[What is asked] Express every line of the rows below as a Markdown table with the columns No. and Line, numbering each line and skipping blank ones. Omit the pictures from the table.

Rows from a data source
····················

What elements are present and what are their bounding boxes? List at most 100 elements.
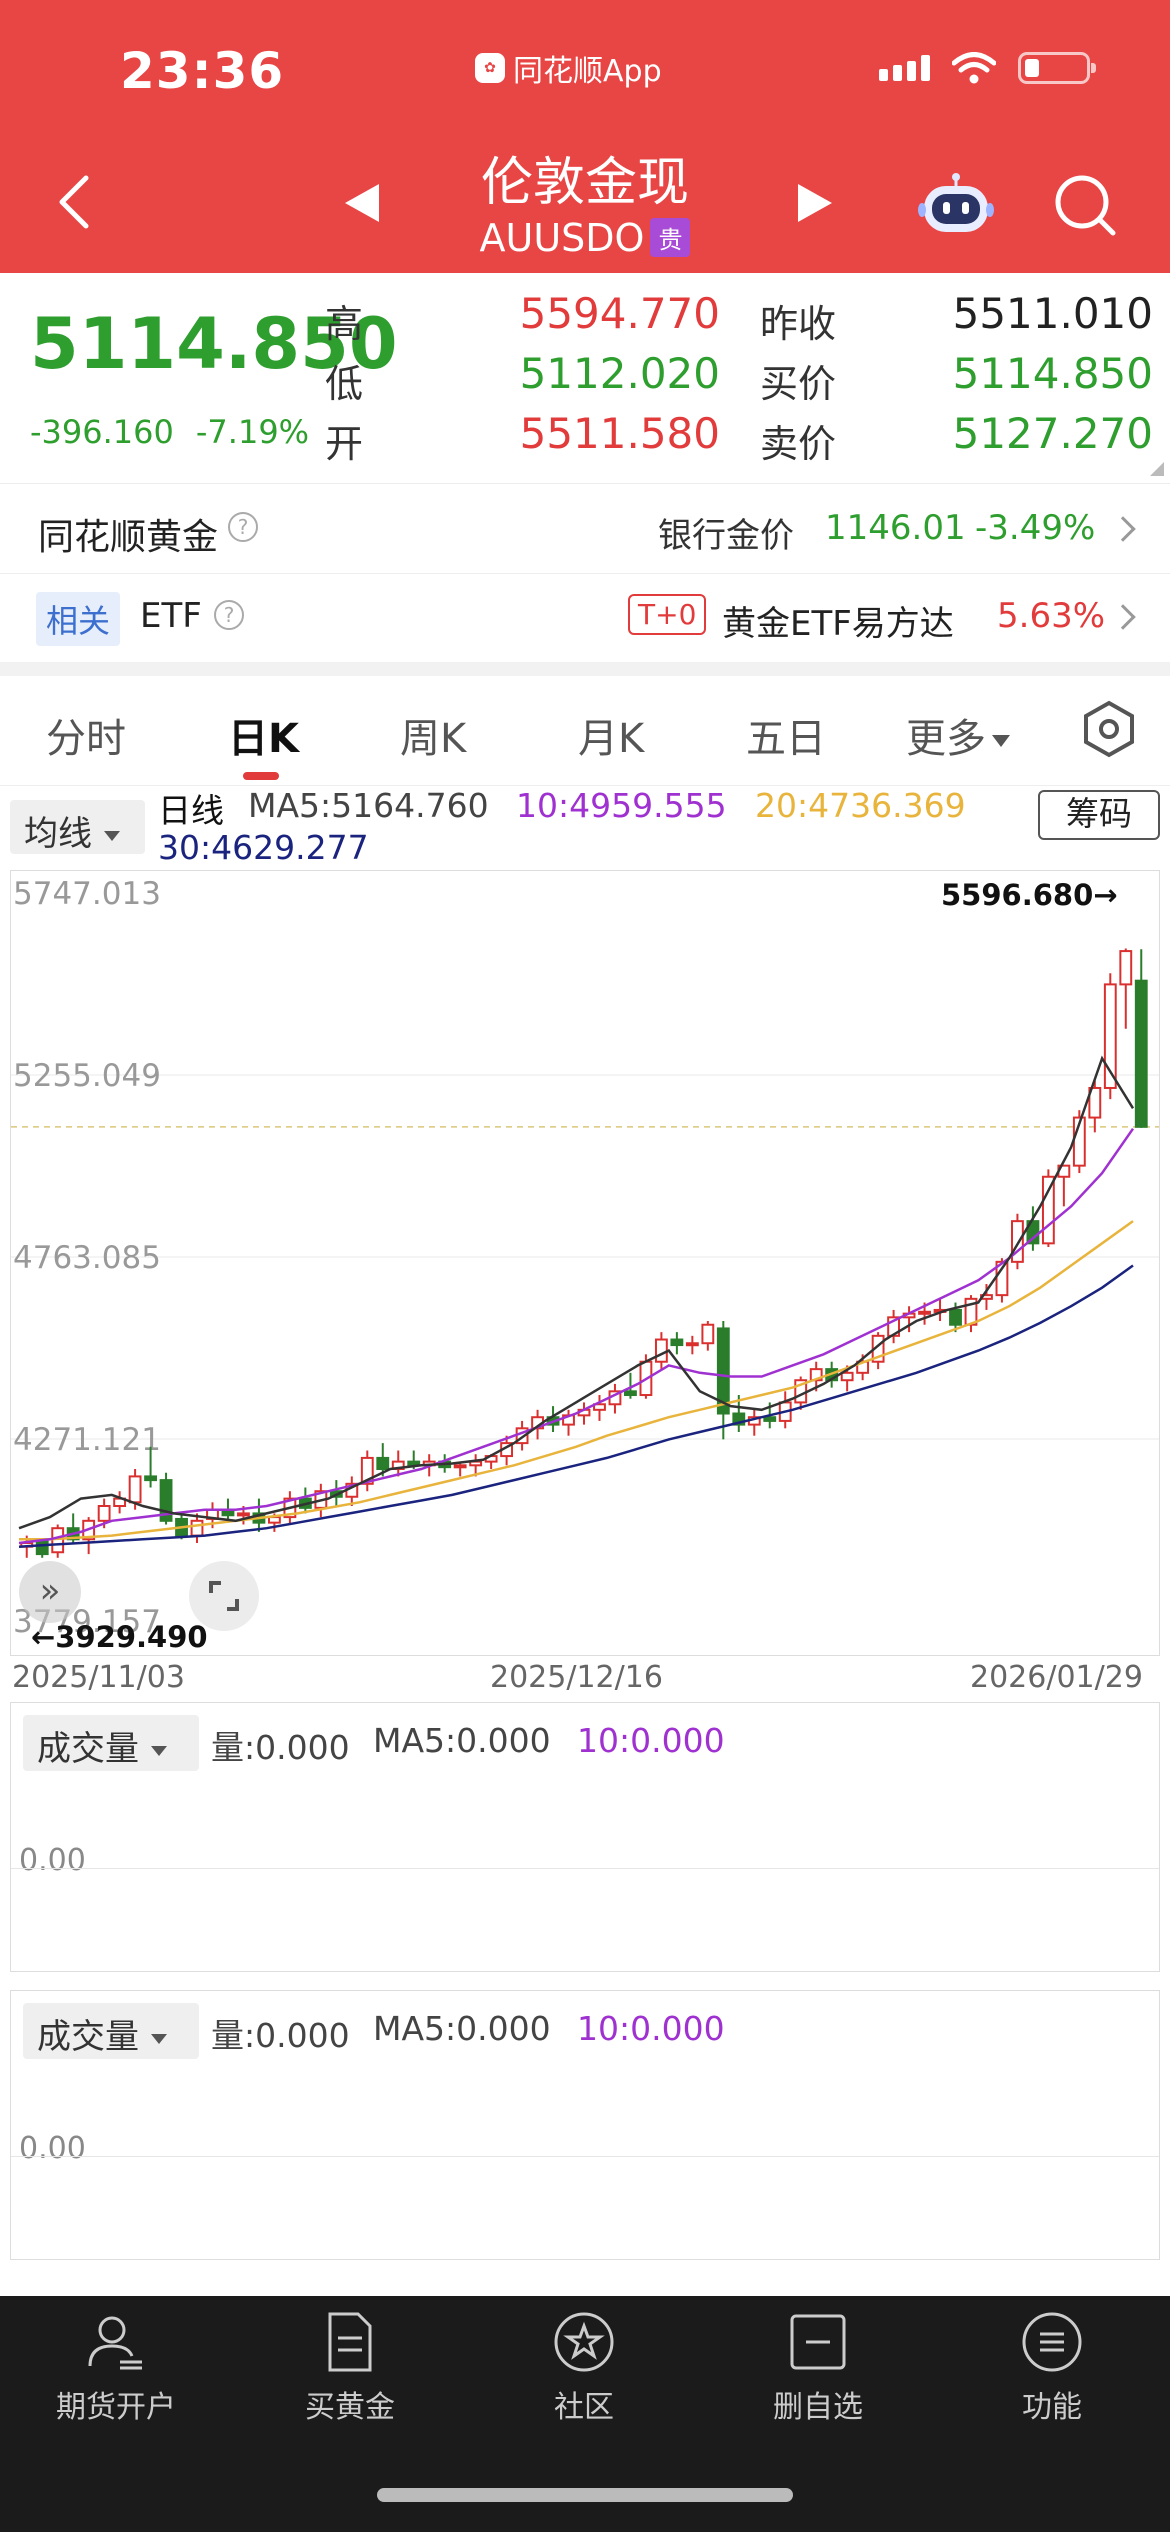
- tab-weekly-k[interactable]: 周K: [400, 716, 467, 762]
- wifi-icon: [952, 52, 996, 84]
- caret-down-icon: [992, 735, 1010, 747]
- nav-functions[interactable]: 功能: [952, 2310, 1152, 2426]
- prev-close-value: 5511.010: [952, 289, 1153, 338]
- kline-chart[interactable]: 5747.013 5255.049 4763.085 4271.121 3779.157…: [10, 870, 1160, 1656]
- menu-icon: [1022, 2312, 1082, 2372]
- tab-intraday[interactable]: 分时: [46, 716, 126, 762]
- back-arrow-icon[interactable]: [50, 172, 100, 232]
- ma-line-type: 日线: [158, 791, 224, 830]
- volume-value: 量:0.000: [211, 2016, 350, 2055]
- candle-body: [624, 1390, 637, 1397]
- prev-instrument-button[interactable]: [345, 184, 379, 222]
- tab-monthly-k[interactable]: 月K: [578, 716, 645, 762]
- indicator-select[interactable]: 均线: [10, 800, 145, 854]
- y-axis-tick-label: 5255.049: [13, 1058, 161, 1094]
- help-icon[interactable]: ?: [214, 600, 244, 630]
- gridline: [11, 2156, 1159, 2157]
- candle-body: [949, 1308, 962, 1326]
- price-change: -396.160 -7.19%: [30, 413, 309, 451]
- volume-ma5: MA5:0.000: [373, 2009, 551, 2048]
- metal-badge: 贵: [650, 218, 691, 257]
- candle-body: [453, 1464, 467, 1469]
- nav-label: 买黄金: [305, 2390, 395, 2425]
- expand-sidebar-icon[interactable]: »: [19, 1561, 81, 1623]
- t0-tag: T+0: [628, 594, 707, 635]
- volume-value: 量:0.000: [211, 1728, 350, 1767]
- nav-buy-gold[interactable]: 买黄金: [250, 2310, 450, 2426]
- y-axis-tick-label: 5747.013: [13, 876, 161, 912]
- volume-ma10: 10:0.000: [577, 1721, 725, 1760]
- community-star-icon: [554, 2312, 614, 2372]
- candle-body: [1041, 1175, 1055, 1245]
- status-time: 23:36: [120, 42, 285, 100]
- volume-zero-label: 0.00: [19, 1843, 86, 1878]
- bank-gold-price: 1146.01: [825, 508, 966, 548]
- nav-label: 删自选: [773, 2390, 863, 2425]
- etf-label: ETF: [140, 596, 202, 636]
- kline-chart-svg: 5747.0135255.0494763.0854271.1213779.157…: [11, 876, 1159, 1654]
- tab-more[interactable]: 更多: [906, 706, 1010, 764]
- ai-assistant-robot-icon[interactable]: [918, 172, 994, 236]
- divider: [0, 573, 1170, 574]
- candle-body: [1011, 1220, 1024, 1263]
- app-header: 23:36 ✿ 同花顺App 伦敦金现 AUUSDO 贵: [0, 0, 1170, 273]
- document-icon: [328, 2312, 372, 2372]
- etf-info-row[interactable]: 相关 ETF ? T+0 黄金ETF易方达 5.63%: [0, 574, 1170, 662]
- volume-select[interactable]: 成交量: [23, 2003, 199, 2059]
- battery-icon: [1018, 52, 1096, 84]
- x-axis-label-end: 2026/01/29: [970, 1660, 1143, 1695]
- change-value: -396.160: [30, 413, 174, 451]
- caret-down-icon: [151, 1745, 167, 1756]
- ma10-line: [18, 1127, 1135, 1545]
- gold-info-row[interactable]: 同花顺黄金 ? 银行金价 1146.01 -3.49%: [0, 484, 1170, 572]
- instrument-code-row: AUUSDO 贵: [0, 216, 1170, 260]
- volume-panel-2[interactable]: 成交量 量:0.000 MA5:0.000 10:0.000 0.00: [10, 1990, 1160, 2260]
- candle-body: [654, 1338, 668, 1363]
- settings-hexagon-icon[interactable]: [1080, 700, 1138, 758]
- ma20-line: [19, 1220, 1134, 1541]
- candle-body: [732, 1412, 746, 1426]
- candle-body: [670, 1338, 684, 1347]
- tab-five-day[interactable]: 五日: [746, 716, 826, 762]
- last-price: 5114.850: [30, 303, 398, 385]
- nav-label: 社区: [554, 2390, 614, 2425]
- candle-body: [159, 1479, 173, 1522]
- status-app-indicator[interactable]: ✿ 同花顺App: [475, 46, 662, 90]
- volume-select-label: 成交量: [37, 1729, 139, 1769]
- high-value: 5594.770: [519, 289, 720, 338]
- expand-corner-icon[interactable]: [1150, 462, 1164, 476]
- volume-ma10: 10:0.000: [577, 2009, 725, 2048]
- candle-body: [190, 1519, 204, 1537]
- status-app-name: 同花顺App: [513, 54, 662, 89]
- x-axis-label-start: 2025/11/03: [12, 1660, 185, 1695]
- candle-body: [840, 1371, 854, 1382]
- min-price-label: ←3929.490: [31, 1620, 208, 1654]
- volume-panel-1[interactable]: 成交量 量:0.000 MA5:0.000 10:0.000 0.00: [10, 1702, 1160, 1972]
- nav-community[interactable]: 社区: [484, 2310, 684, 2426]
- ma10-value: 10:4959.555: [516, 786, 727, 825]
- remove-watchlist-icon: [790, 2314, 846, 2370]
- chips-button[interactable]: 筹码: [1038, 790, 1160, 840]
- candle-body: [128, 1475, 142, 1504]
- next-instrument-button[interactable]: [798, 184, 832, 222]
- fullscreen-button[interactable]: [189, 1561, 259, 1631]
- volume-select[interactable]: 成交量: [23, 1715, 199, 1771]
- x-axis-label-mid: 2025/12/16: [490, 1660, 663, 1695]
- tab-daily-k[interactable]: 日K: [228, 716, 299, 762]
- candle-body: [1119, 950, 1133, 986]
- fullscreen-icon: [209, 1581, 239, 1611]
- candle-body: [97, 1505, 111, 1522]
- max-price-label: 5596.680→: [941, 878, 1118, 912]
- candle-body: [716, 1327, 730, 1415]
- bid-label: 买价: [760, 362, 837, 406]
- candle-body: [1134, 979, 1148, 1128]
- nav-remove-watchlist[interactable]: 删自选: [718, 2310, 918, 2426]
- caret-down-icon: [104, 830, 120, 841]
- ma5-line: [18, 1055, 1135, 1530]
- help-icon[interactable]: ?: [228, 512, 258, 542]
- nav-futures-account[interactable]: 期货开户: [16, 2310, 216, 2426]
- search-icon[interactable]: [1052, 172, 1118, 238]
- period-tabs: 分时 日K 周K 月K 五日 更多: [0, 676, 1170, 786]
- indicator-select-label: 均线: [24, 814, 92, 854]
- nav-label: 功能: [1022, 2390, 1082, 2425]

····················

[Written response]
| No. | Line |
|---|---|
| 1 | What elements are present and what are their bounding boxes? List at most 100 elements. |
| 2 | - tab-weekly-k[interactable]: 周K: [400, 716, 467, 762] |
| 3 | - wifi-icon: [952, 52, 996, 84] |
| 4 | - caret-down-icon: [992, 735, 1010, 747] |
| 5 | - nav-functions[interactable]: 功能: [952, 2310, 1152, 2426] |
| 6 | - prev-close-value: 5511.010: [952, 289, 1153, 338] |
| 7 | - kline-chart[interactable]: 5747.013 5255.049 4763.085 4271.121 3779.157…: [10, 870, 1160, 1656] |
| 8 | - menu-icon: [1022, 2312, 1082, 2372] |
| 9 | - tab-intraday[interactable]: 分时: [46, 716, 126, 762] |
| 10 | - back-arrow-icon[interactable]: [50, 172, 100, 232] |
| 11 | - ma-line-type: 日线: [158, 791, 224, 830] |
| 12 | - volume-value: 量:0.000: [211, 2016, 350, 2055] |
| 13 | - candle-body: [624, 1390, 637, 1397] |
| 14 | - prev-instrument-button[interactable]: [345, 184, 379, 222] |
| 15 | - tab-monthly-k[interactable]: 月K: [578, 716, 645, 762] |
| 16 | - indicator-select[interactable]: 均线: [10, 800, 145, 854] |
| 17 | - y-axis-tick-label: 5255.049: [13, 1058, 161, 1094] |
| 18 | - help-icon[interactable]: ?: [214, 600, 244, 630] |
| 19 | - gridline: [11, 2156, 1159, 2157] |
| 20 | - candle-body: [949, 1308, 962, 1326] |
| 21 | - price-change: -396.160 -7.19%: [30, 413, 309, 451] |
| 22 | - volume-ma5: MA5:0.000: [373, 2009, 551, 2048] |
| 23 | - metal-badge: 贵: [650, 218, 691, 257] |
| 24 | - candle-body: [453, 1464, 467, 1469] |
| 25 | - nav-label: 买黄金: [305, 2390, 395, 2425] |
| 26 | - expand-sidebar-icon[interactable]: »: [19, 1561, 81, 1623] |
| 27 | - t0-tag: T+0: [628, 594, 707, 635] |
| 28 | - volume-value: 量:0.000: [211, 1728, 350, 1767] |
| 29 | - nav-buy-gold[interactable]: 买黄金: [250, 2310, 450, 2426] |
| 30 | - y-axis-tick-label: 5747.013: [13, 876, 161, 912] |
| 31 | - volume-ma10: 10:0.000: [577, 1721, 725, 1760] |
| 32 | - community-star-icon: [554, 2312, 614, 2372] |
| 33 | - candle-body: [1041, 1175, 1055, 1245] |
| 34 | - status-time: 23:36: [120, 42, 285, 100] |
| 35 | - volume-zero-label: 0.00: [19, 1843, 86, 1878] |
| 36 | - bank-gold-price: 1146.01: [825, 508, 966, 548] |
| 37 | - nav-label: 删自选: [773, 2390, 863, 2425] |
| 38 | - etf-label: ETF: [140, 596, 202, 636] |
| 39 | - kline-chart-svg: 5747.0135255.0494763.0854271.1213779.157…: [11, 876, 1159, 1654] |
| 40 | - tab-more[interactable]: 更多: [906, 706, 1010, 764] |
| 41 | - ai-assistant-robot-icon[interactable]: [918, 172, 994, 236] |
| 42 | - divider: [0, 573, 1170, 574] |
| 43 | - candle-body: [1011, 1220, 1024, 1263] |
| 44 | - app-header: 23:36 ✿ 同花顺App 伦敦金现 AUUSDO 贵: [0, 0, 1170, 273] |
| 45 | - document-icon: [328, 2312, 372, 2372] |
| 46 | - etf-info-row[interactable]: 相关 ETF ? T+0 黄金ETF易方达 5.63%: [0, 574, 1170, 662] |
| 47 | - volume-select[interactable]: 成交量: [23, 2003, 199, 2059] |
| 48 | - battery-icon: [1018, 52, 1096, 84] |
| 49 | - x-axis-label-end: 2026/01/29: [970, 1660, 1143, 1695] |
| 50 | - change-value: -396.160: [30, 413, 174, 451] |
| 51 | - caret-down-icon: [151, 1745, 167, 1756] |
| 52 | - ma10-line: [18, 1127, 1135, 1545] |
| 53 | - gold-info-row[interactable]: 同花顺黄金 ? 银行金价 1146.01 -3.49%: [0, 484, 1170, 572] |
| 54 | - instrument-code-row: AUUSDO 贵: [0, 216, 1170, 260] |
| 55 | - volume-panel-2[interactable]: 成交量 量:0.000 MA5:0.000 10:0.000 0.00: [10, 1990, 1160, 2260] |
| 56 | - candle-body: [654, 1338, 668, 1363] |
| 57 | - settings-hexagon-icon[interactable]: [1080, 700, 1138, 758] |
| 58 | - ma20-line: [19, 1220, 1134, 1541] |
| 59 | - candle-body: [732, 1412, 746, 1426] |
| 60 | - candle-body: [670, 1338, 684, 1347] |
| 61 | - tab-five-day[interactable]: 五日: [746, 716, 826, 762] |
| 62 | - last-price: 5114.850: [30, 303, 398, 385] |
| 63 | - nav-label: 社区: [554, 2390, 614, 2425] |
| 64 | - candle-body: [159, 1479, 173, 1522] |
| 65 | - status-app-indicator[interactable]: ✿ 同花顺App: [475, 46, 662, 90] |
| 66 | - volume-select-label: 成交量: [37, 1729, 139, 1769] |
| 67 | - high-value: 5594.770: [519, 289, 720, 338] |
| 68 | - expand-corner-icon[interactable]: [1150, 462, 1164, 476] |
| 69 | - volume-ma10: 10:0.000: [577, 2009, 725, 2048] |
| 70 | - candle-body: [190, 1519, 204, 1537] |
| 71 | - status-app-name: 同花顺App: [513, 54, 662, 89] |
| 72 | - x-axis-label-start: 2025/11/03: [12, 1660, 185, 1695] |
| 73 | - candle-body: [840, 1371, 854, 1382] |
| 74 | - min-price-label: ←3929.490: [31, 1620, 208, 1654] |
| 75 | - volume-panel-1[interactable]: 成交量 量:0.000 MA5:0.000 10:0.000 0.00: [10, 1702, 1160, 1972] |
| 76 | - nav-community[interactable]: 社区: [484, 2310, 684, 2426] |
| 77 | - ma10-value: 10:4959.555: [516, 786, 727, 825] |
| 78 | - remove-watchlist-icon: [790, 2314, 846, 2370] |
| 79 | - chips-button[interactable]: 筹码: [1038, 790, 1160, 840] |
| 80 | - candle-body: [128, 1475, 142, 1504] |
| 81 | - next-instrument-button[interactable]: [798, 184, 832, 222] |
| 82 | - fullscreen-button[interactable]: [189, 1561, 259, 1631] |
| 83 | - volume-select[interactable]: 成交量: [23, 1715, 199, 1771] |
| 84 | - x-axis-label-mid: 2025/12/16: [490, 1660, 663, 1695] |
| 85 | - tab-daily-k[interactable]: 日K: [228, 716, 299, 762] |
| 86 | - candle-body: [1119, 950, 1133, 986] |
| 87 | - fullscreen-icon: [209, 1581, 239, 1611] |
| 88 | - candle-body: [97, 1505, 111, 1522] |
| 89 | - max-price-label: 5596.680→: [941, 878, 1118, 912] |
| 90 | - candle-body: [716, 1327, 730, 1415] |
| 91 | - bid-label: 买价: [760, 362, 837, 406] |
| 92 | - candle-body: [1134, 979, 1148, 1128] |
| 93 | - nav-remove-watchlist[interactable]: 删自选: [718, 2310, 918, 2426] |
| 94 | - caret-down-icon: [104, 830, 120, 841] |
| 95 | - ma5-line: [18, 1055, 1135, 1530] |
| 96 | - help-icon[interactable]: ?: [228, 512, 258, 542] |
| 97 | - nav-futures-account[interactable]: 期货开户: [16, 2310, 216, 2426] |
| 98 | - search-icon[interactable]: [1052, 172, 1118, 238] |
| 99 | - period-tabs: 分时 日K 周K 月K 五日 更多: [0, 676, 1170, 786] |
| 100 | - indicator-select-label: 均线: [24, 814, 92, 854] |
| 101 | - nav-label: 功能: [1022, 2390, 1082, 2425] |